**Work to be completed**. Copy the data below exactly.

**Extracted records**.
-- START --

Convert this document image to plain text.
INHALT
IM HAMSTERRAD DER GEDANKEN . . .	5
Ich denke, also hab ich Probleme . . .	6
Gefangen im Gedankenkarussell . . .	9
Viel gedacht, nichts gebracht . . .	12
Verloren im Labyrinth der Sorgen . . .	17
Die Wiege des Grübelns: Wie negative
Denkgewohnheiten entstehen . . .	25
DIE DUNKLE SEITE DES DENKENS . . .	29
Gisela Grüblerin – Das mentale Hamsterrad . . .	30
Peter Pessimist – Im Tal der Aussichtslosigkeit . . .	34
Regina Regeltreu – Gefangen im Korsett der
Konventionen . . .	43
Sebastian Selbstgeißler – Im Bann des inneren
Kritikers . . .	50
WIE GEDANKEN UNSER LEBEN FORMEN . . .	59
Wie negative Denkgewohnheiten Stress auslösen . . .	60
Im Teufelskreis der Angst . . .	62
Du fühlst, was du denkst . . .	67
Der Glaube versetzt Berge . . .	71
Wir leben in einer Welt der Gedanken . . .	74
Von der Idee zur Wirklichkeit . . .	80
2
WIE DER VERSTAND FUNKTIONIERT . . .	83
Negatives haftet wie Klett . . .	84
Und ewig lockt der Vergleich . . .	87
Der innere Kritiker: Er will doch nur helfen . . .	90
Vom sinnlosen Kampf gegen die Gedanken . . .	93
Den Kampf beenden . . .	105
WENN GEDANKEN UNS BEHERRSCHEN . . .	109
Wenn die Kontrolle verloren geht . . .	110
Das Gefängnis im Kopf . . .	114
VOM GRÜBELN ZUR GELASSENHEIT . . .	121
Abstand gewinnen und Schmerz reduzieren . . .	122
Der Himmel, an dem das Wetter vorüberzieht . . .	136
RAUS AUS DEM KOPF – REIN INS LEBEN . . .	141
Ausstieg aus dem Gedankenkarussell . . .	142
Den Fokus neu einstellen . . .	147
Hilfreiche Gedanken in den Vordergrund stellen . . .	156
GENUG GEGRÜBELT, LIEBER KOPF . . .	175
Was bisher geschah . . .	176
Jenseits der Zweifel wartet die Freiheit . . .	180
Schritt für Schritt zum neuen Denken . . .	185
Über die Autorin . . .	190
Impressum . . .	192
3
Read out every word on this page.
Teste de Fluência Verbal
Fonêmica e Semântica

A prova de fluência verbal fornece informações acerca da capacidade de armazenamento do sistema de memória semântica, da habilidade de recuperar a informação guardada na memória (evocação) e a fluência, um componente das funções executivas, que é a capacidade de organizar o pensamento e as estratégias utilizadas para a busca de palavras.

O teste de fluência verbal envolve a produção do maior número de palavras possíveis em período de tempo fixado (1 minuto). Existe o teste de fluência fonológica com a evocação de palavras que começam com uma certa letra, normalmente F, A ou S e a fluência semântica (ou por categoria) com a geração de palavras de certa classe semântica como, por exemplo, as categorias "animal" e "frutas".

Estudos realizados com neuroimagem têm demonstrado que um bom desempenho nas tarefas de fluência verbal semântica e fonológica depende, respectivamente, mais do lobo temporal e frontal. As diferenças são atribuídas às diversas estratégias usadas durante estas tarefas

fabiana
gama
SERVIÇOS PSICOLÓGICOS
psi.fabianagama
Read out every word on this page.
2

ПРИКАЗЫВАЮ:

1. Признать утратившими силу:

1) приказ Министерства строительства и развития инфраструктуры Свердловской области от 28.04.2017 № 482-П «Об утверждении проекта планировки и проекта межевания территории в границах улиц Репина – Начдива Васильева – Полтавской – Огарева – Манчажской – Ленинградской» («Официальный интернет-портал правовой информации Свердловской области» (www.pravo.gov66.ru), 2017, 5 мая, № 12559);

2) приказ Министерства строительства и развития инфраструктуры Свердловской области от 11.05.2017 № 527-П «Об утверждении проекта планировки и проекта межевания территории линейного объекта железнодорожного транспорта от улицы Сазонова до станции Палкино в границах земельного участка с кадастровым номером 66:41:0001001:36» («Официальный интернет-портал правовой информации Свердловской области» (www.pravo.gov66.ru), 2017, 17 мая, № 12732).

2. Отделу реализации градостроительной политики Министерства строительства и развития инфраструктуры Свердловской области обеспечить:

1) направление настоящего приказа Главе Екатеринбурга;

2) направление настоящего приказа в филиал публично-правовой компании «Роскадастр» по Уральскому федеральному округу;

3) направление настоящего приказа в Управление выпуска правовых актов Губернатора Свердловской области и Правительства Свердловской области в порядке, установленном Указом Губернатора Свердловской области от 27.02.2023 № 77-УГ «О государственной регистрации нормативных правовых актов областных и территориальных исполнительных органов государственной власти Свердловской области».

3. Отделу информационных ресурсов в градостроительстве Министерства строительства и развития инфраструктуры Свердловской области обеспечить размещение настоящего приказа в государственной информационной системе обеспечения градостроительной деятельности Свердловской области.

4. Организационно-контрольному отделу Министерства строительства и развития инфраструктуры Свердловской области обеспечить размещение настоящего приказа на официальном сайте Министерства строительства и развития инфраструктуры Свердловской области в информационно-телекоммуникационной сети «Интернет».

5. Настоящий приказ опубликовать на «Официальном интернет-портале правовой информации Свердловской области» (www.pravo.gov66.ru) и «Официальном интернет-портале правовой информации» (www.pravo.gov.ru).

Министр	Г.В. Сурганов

-- END --

**Exercise solution**.
Convert this document image to plain text.
INHALT
IM HAMSTERRAD DER GEDANKEN . . .	5
Ich denke, also hab ich Probleme . . .	6
Gefangen im Gedankenkarussell . . .	9
Viel gedacht, nichts gebracht . . .	12
Verloren im Labyrinth der Sorgen . . .	17
Die Wiege des Grübelns: Wie negative
Denkgewohnheiten entstehen . . .	25
DIE DUNKLE SEITE DES DENKENS . . .	29
Gisela Grüblerin – Das mentale Hamsterrad . . .	30
Peter Pessimist – Im Tal der Aussichtslosigkeit . . .	34
Regina Regeltreu – Gefangen im Korsett der
Konventionen . . .	43
Sebastian Selbstgeißler – Im Bann des inneren
Kritikers . . .	50
WIE GEDANKEN UNSER LEBEN FORMEN . . .	59
Wie negative Denkgewohnheiten Stress auslösen . . .	60
Im Teufelskreis der Angst . . .	62
Du fühlst, was du denkst . . .	67
Der Glaube versetzt Berge . . .	71
Wir leben in einer Welt der Gedanken . . .	74
Von der Idee zur Wirklichkeit . . .	80
2
WIE DER VERSTAND FUNKTIONIERT . . .	83
Negatives haftet wie Klett . . .	84
Und ewig lockt der Vergleich . . .	87
Der innere Kritiker: Er will doch nur helfen . . .	90
Vom sinnlosen Kampf gegen die Gedanken . . .	93
Den Kampf beenden . . .	105
WENN GEDANKEN UNS BEHERRSCHEN . . .	109
Wenn die Kontrolle verloren geht . . .	110
Das Gefängnis im Kopf . . .	114
VOM GRÜBELN ZUR GELASSENHEIT . . .	121
Abstand gewinnen und Schmerz reduzieren . . .	122
Der Himmel, an dem das Wetter vorüberzieht . . .	136
RAUS AUS DEM KOPF – REIN INS LEBEN . . .	141
Ausstieg aus dem Gedankenkarussell . . .	142
Den Fokus neu einstellen . . .	147
Hilfreiche Gedanken in den Vordergrund stellen . . .	156
GENUG GEGRÜBELT, LIEBER KOPF . . .	175
Was bisher geschah . . .	176
Jenseits der Zweifel wartet die Freiheit . . .	180
Schritt für Schritt zum neuen Denken . . .	185
Über die Autorin . . .	190
Impressum . . .	192
3
Read out every word on this page.
Teste de Fluência Verbal
Fonêmica e Semântica

A prova de fluência verbal fornece informações acerca da capacidade de armazenamento do sistema de memória semântica, da habilidade de recuperar a informação guardada na memória (evocação) e a fluência, um componente das funções executivas, que é a capacidade de organizar o pensamento e as estratégias utilizadas para a busca de palavras.

O teste de fluência verbal envolve a produção do maior número de palavras possíveis em período de tempo fixado (1 minuto). Existe o teste de fluência fonológica com a evocação de palavras que começam com uma certa letra, normalmente F, A ou S e a fluência semântica (ou por categoria) com a geração de palavras de certa classe semântica como, por exemplo, as categorias "animal" e "frutas".

Estudos realizados com neuroimagem têm demonstrado que um bom desempenho nas tarefas de fluência verbal semântica e fonológica depende, respectivamente, mais do lobo temporal e frontal. As diferenças são atribuídas às diversas estratégias usadas durante estas tarefas

fabiana
gama
SERVIÇOS PSICOLÓGICOS
psi.fabianagama
Read out every word on this page.
2

ПРИКАЗЫВАЮ:

1. Признать утратившими силу:

1) приказ Министерства строительства и развития инфраструктуры Свердловской области от 28.04.2017 № 482-П «Об утверждении проекта планировки и проекта межевания территории в границах улиц Репина – Начдива Васильева – Полтавской – Огарева – Манчажской – Ленинградской» («Официальный интернет-портал правовой информации Свердловской области» (www.pravo.gov66.ru), 2017, 5 мая, № 12559);

2) приказ Министерства строительства и развития инфраструктуры Свердловской области от 11.05.2017 № 527-П «Об утверждении проекта планировки и проекта межевания территории линейного объекта железнодорожного транспорта от улицы Сазонова до станции Палкино в границах земельного участка с кадастровым номером 66:41:0001001:36» («Официальный интернет-портал правовой информации Свердловской области» (www.pravo.gov66.ru), 2017, 17 мая, № 12732).

2. Отделу реализации градостроительной политики Министерства строительства и развития инфраструктуры Свердловской области обеспечить:

1) направление настоящего приказа Главе Екатеринбурга;

2) направление настоящего приказа в филиал публично-правовой компании «Роскадастр» по Уральскому федеральному округу;

3) направление настоящего приказа в Управление выпуска правовых актов Губернатора Свердловской области и Правительства Свердловской области в порядке, установленном Указом Губернатора Свердловской области от 27.02.2023 № 77-УГ «О государственной регистрации нормативных правовых актов областных и территориальных исполнительных органов государственной власти Свердловской области».

3. Отделу информационных ресурсов в градостроительстве Министерства строительства и развития инфраструктуры Свердловской области обеспечить размещение настоящего приказа в государственной информационной системе обеспечения градостроительной деятельности Свердловской области.

4. Организационно-контрольному отделу Министерства строительства и развития инфраструктуры Свердловской области обеспечить размещение настоящего приказа на официальном сайте Министерства строительства и развития инфраструктуры Свердловской области в информационно-телекоммуникационной сети «Интернет».

5. Настоящий приказ опубликовать на «Официальном интернет-портале правовой информации Свердловской области» (www.pravo.gov66.ru) и «Официальном интернет-портале правовой информации» (www.pravo.gov.ru).

Министр	Г.В. Сурганов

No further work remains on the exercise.